Exercise instructions: Reproduce each line bearing the word "urgence".
*** Records provided ***
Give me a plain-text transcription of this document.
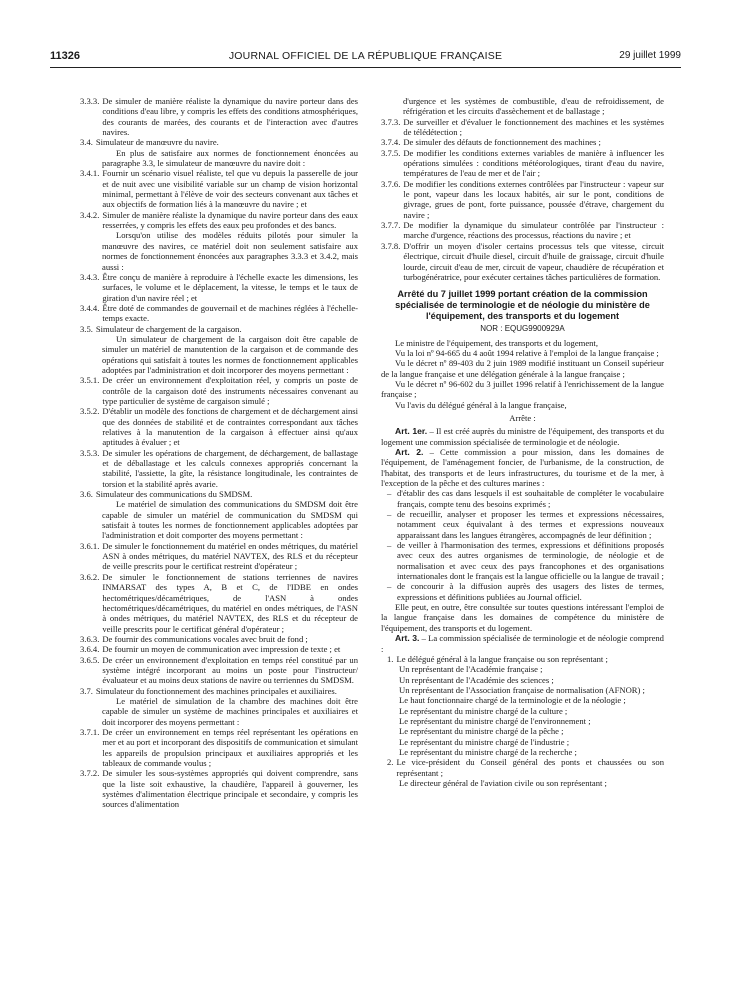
11326	JOURNAL OFFICIEL DE LA RÉPUBLIQUE FRANÇAISE	29 juillet 1999
3.3.3. De simuler de manière réaliste la dynamique du navire porteur dans des conditions d'eau libre, y compris les effets des conditions atmosphériques, des courants de marées, des courants et de l'interaction avec d'autres navires.
3.4. Simulateur de manœuvre du navire.
En plus de satisfaire aux normes de fonctionnement énoncées au paragraphe 3.3, le simulateur de manœuvre du navire doit :
3.4.1. Fournir un scénario visuel réaliste, tel que vu depuis la passerelle de jour et de nuit avec une visibilité variable sur un champ de vision horizontal minimal, permettant à l'élève de voir des secteurs convenant aux tâches et aux objectifs de formation liés à la manœuvre du navire ; et
3.4.2. Simuler de manière réaliste la dynamique du navire porteur dans des eaux resserrées, y compris les effets des eaux peu profondes et des bancs.
Lorsqu'on utilise des modèles réduits pilotés pour simuler la manœuvre des navires, ce matériel doit non seulement satisfaire aux normes de fonctionnement énoncées aux paragraphes 3.3.3 et 3.4.2, mais aussi :
3.4.3. Être conçu de manière à reproduire à l'échelle exacte les dimensions, les surfaces, le volume et le déplacement, la vitesse, le temps et le taux de giration d'un navire réel ; et
3.4.4. Être doté de commandes de gouvernail et de machines réglées à l'échelle-temps exacte.
3.5. Simulateur de chargement de la cargaison.
Un simulateur de chargement de la cargaison doit être capable de simuler un matériel de manutention de la cargaison et de commande des opérations qui satisfait à toutes les normes de fonctionnement applicables adoptées par l'administration et doit incorporer des moyens permettant :
3.5.1. De créer un environnement d'exploitation réel, y compris un poste de contrôle de la cargaison doté des instruments nécessaires convenant au type particulier de système de cargaison simulé ;
3.5.2. D'établir un modèle des fonctions de chargement et de déchargement ainsi que des données de stabilité et de contraintes correspondant aux tâches relatives à la manutention de la cargaison à effectuer ainsi qu'aux aptitudes à évaluer ; et
3.5.3. De simuler les opérations de chargement, de déchargement, de ballastage et de déballastage et les calculs connexes appropriés concernant la stabilité, l'assiette, la gîte, la résistance longitudinale, les contraintes de torsion et la stabilité après avarie.
3.6. Simulateur des communications du SMDSM.
Le matériel de simulation des communications du SMDSM doit être capable de simuler un matériel de communication du SMDSM qui satisfait à toutes les normes de fonctionnement applicables adoptées par l'administration et doit comporter des moyens permettant :
3.6.1. De simuler le fonctionnement du matériel en ondes métriques, du matériel ASN à ondes métriques, du matériel NAVTEX, des RLS et du récepteur de veille prescrits pour le certificat restreint d'opérateur ;
3.6.2. De simuler le fonctionnement de stations terriennes de navires INMARSAT des types A, B et C, de l'IDBE en ondes hectométriques/décamétriques, de l'ASN à ondes hectométriques/décamétriques, du matériel en ondes métriques, de l'ASN à ondes métriques, du matériel NAVTEX, des RLS et du récepteur de veille prescrits pour le certificat général d'opérateur ;
3.6.3. De fournir des communications vocales avec bruit de fond ;
3.6.4. De fournir un moyen de communication avec impression de texte ; et
3.6.5. De créer un environnement d'exploitation en temps réel constitué par un système intégré incorporant au moins un poste pour l'instructeur/évaluateur et au moins deux stations de navire ou terriennes du SMDSM.
3.7. Simulateur du fonctionnement des machines principales et auxiliaires.
Le matériel de simulation de la chambre des machines doit être capable de simuler un système de machines principales et auxiliaires et doit incorporer des moyens permettant :
3.7.1. De créer un environnement en temps réel représentant les opérations en mer et au port et incorporant des dispositifs de communication et simulant les appareils de propulsion principaux et auxiliaires appropriés et les tableaux de commande voulus ;
3.7.2. De simuler les sous-systèmes appropriés qui doivent comprendre, sans que la liste soit exhaustive, la chaudière, l'appareil à gouverner, les systèmes d'alimentation électrique principale et secondaire, y compris les sources d'alimentation
d'urgence et les systèmes de combustible, d'eau de refroidissement, de réfrigération et les circuits d'assèchement et de ballastage ;
3.7.3. De surveiller et d'évaluer le fonctionnement des machines et les systèmes de télédétection ;
3.7.4. De simuler des défauts de fonctionnement des machines ;
3.7.5. De modifier les conditions externes variables de manière à influencer les opérations simulées : conditions météorologiques, tirant d'eau du navire, températures de l'eau de mer et de l'air ;
3.7.6. De modifier les conditions externes contrôlées par l'instructeur : vapeur sur le pont, vapeur dans les locaux habités, air sur le pont, conditions de givrage, grues de pont, forte puissance, poussée d'étrave, chargement du navire ;
3.7.7. De modifier la dynamique du simulateur contrôlée par l'instructeur : marche d'urgence, réactions des processus, réactions du navire ; et
3.7.8. D'offrir un moyen d'isoler certains processus tels que vitesse, circuit électrique, circuit d'huile diesel, circuit d'huile de graissage, circuit d'huile lourde, circuit d'eau de mer, circuit de vapeur, chaudière de récupération et turbogénératrice, pour exécuter certaines tâches particulières de formation.
Arrêté du 7 juillet 1999 portant création de la commission spécialisée de terminologie et de néologie du ministère de l'équipement, des transports et du logement
NOR : EQUG9900929A
Le ministre de l'équipement, des transports et du logement,
Vu la loi nº 94-665 du 4 août 1994 relative à l'emploi de la langue française ;
Vu le décret nº 89-403 du 2 juin 1989 modifié instituant un Conseil supérieur de la langue française et une délégation générale à la langue française ;
Vu le décret nº 96-602 du 3 juillet 1996 relatif à l'enrichissement de la langue française ;
Vu l'avis du délégué général à la langue française,
Arrête :
Art. 1er. – Il est créé auprès du ministre de l'équipement, des transports et du logement une commission spécialisée de terminologie et de néologie.
Art. 2. – Cette commission a pour mission, dans les domaines de l'équipement, de l'aménagement foncier, de l'urbanisme, de la construction, de l'habitat, des transports et de leurs infrastructures, du tourisme et de la mer, à l'exception de la pêche et des cultures marines :
– d'établir des cas dans lesquels il est souhaitable de compléter le vocabulaire français, compte tenu des besoins exprimés ;
– de recueillir, analyser et proposer les termes et expressions nécessaires, notamment ceux équivalant à des termes et expressions nouveaux apparaissant dans les langues étrangères, accompagnés de leur définition ;
– de veiller à l'harmonisation des termes, expressions et définitions proposés avec ceux des autres organismes de terminologie, de néologie et de normalisation et avec ceux des pays francophones et des organisations internationales dont le français est la langue officielle ou la langue de travail ;
– de concourir à la diffusion auprès des usagers des listes de termes, expressions et définitions publiées au Journal officiel.
Elle peut, en outre, être consultée sur toutes questions intéressant l'emploi de la langue française dans les domaines de compétence du ministère de l'équipement, des transports et du logement.
Art. 3. – La commission spécialisée de terminologie et de néologie comprend :
1. Le délégué général à la langue française ou son représentant ;
Un représentant de l'Académie française ;
Un représentant de l'Académie des sciences ;
Un représentant de l'Association française de normalisation (AFNOR) ;
Le haut fonctionnaire chargé de la terminologie et de la néologie ;
Le représentant du ministre chargé de la culture ;
Le représentant du ministre chargé de l'environnement ;
Le représentant du ministre chargé de la pêche ;
Le représentant du ministre chargé de l'industrie ;
Le représentant du ministre chargé de la recherche ;
2. Le vice-président du Conseil général des ponts et chaussées ou son représentant ;
Le directeur général de l'aviation civile ou son représentant ;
***
Answer to the problem:
d'urgence et les systèmes de combustible, d'eau de refroidissement, de réfrigération et les circuits d'assèchement et de ballastage ;
3.7.7. De modifier la dynamique du simulateur contrôlée par l'instructeur : marche d'urgence, réactions des processus, réactions du navire ; et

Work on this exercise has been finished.